EXERCISE DETAILS: Select from the records below every line that has the word "June" in it.

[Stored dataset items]
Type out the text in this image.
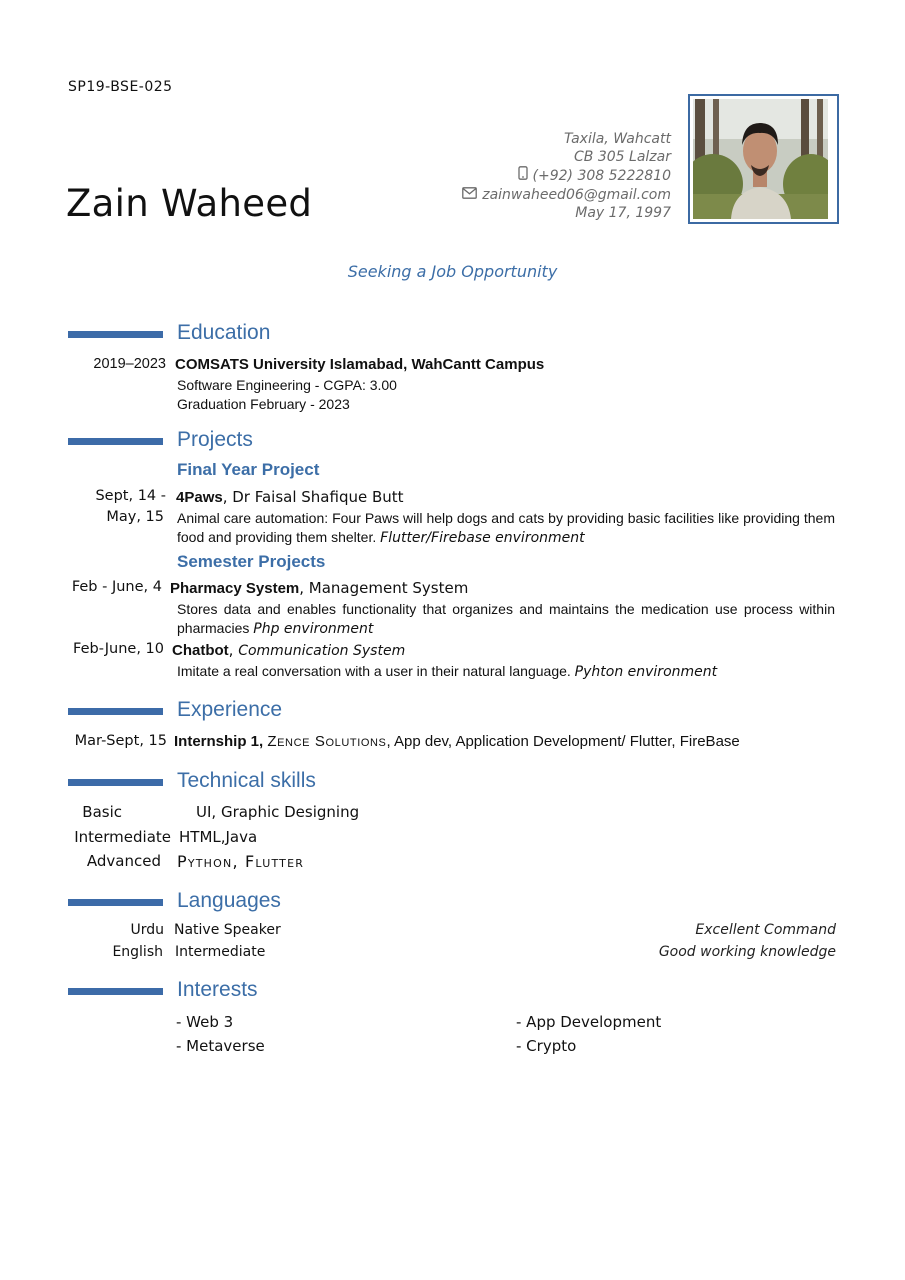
SP19-BSE-025
Zain Waheed
Taxila, Wahcatt
CB 305 Lalzar
(+92) 308 5222810
zainwaheed06@gmail.com
May 17, 1997
Seeking a Job Opportunity
Education
2019–2023 COMSATS University Islamabad, WahCantt Campus
Software Engineering - CGPA: 3.00
Graduation February - 2023
Projects
Final Year Project
Sept, 14 -
May, 15
4Paws, Dr Faisal Shafique Butt
Animal care automation: Four Paws will help dogs and cats by providing basic facilities like providing them food and providing them shelter. Flutter/Firebase environment
Semester Projects
Feb - June, 4 Pharmacy System, Management System
Stores data and enables functionality that organizes and maintains the medication use process within pharmacies Php environment
Feb-June, 10 Chatbot, Communication System
Imitate a real conversation with a user in their natural language. Pyhton environment
Experience
Mar-Sept, 15 Internship 1, Zence Solutions, App dev, Application Development/ Flutter, FireBase
Technical skills
Basic	UI, Graphic Designing
Intermediate HTML,Java
Advanced Python, Flutter
Languages
Urdu Native Speaker	Excellent Command
English Intermediate	Good working knowledge
Interests
- Web 3	- App Development
- Metaverse	- Crypto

WORKED SOLUTION:
Feb - June, 4 Pharmacy System, Management System
Feb-June, 10 Chatbot, Communication System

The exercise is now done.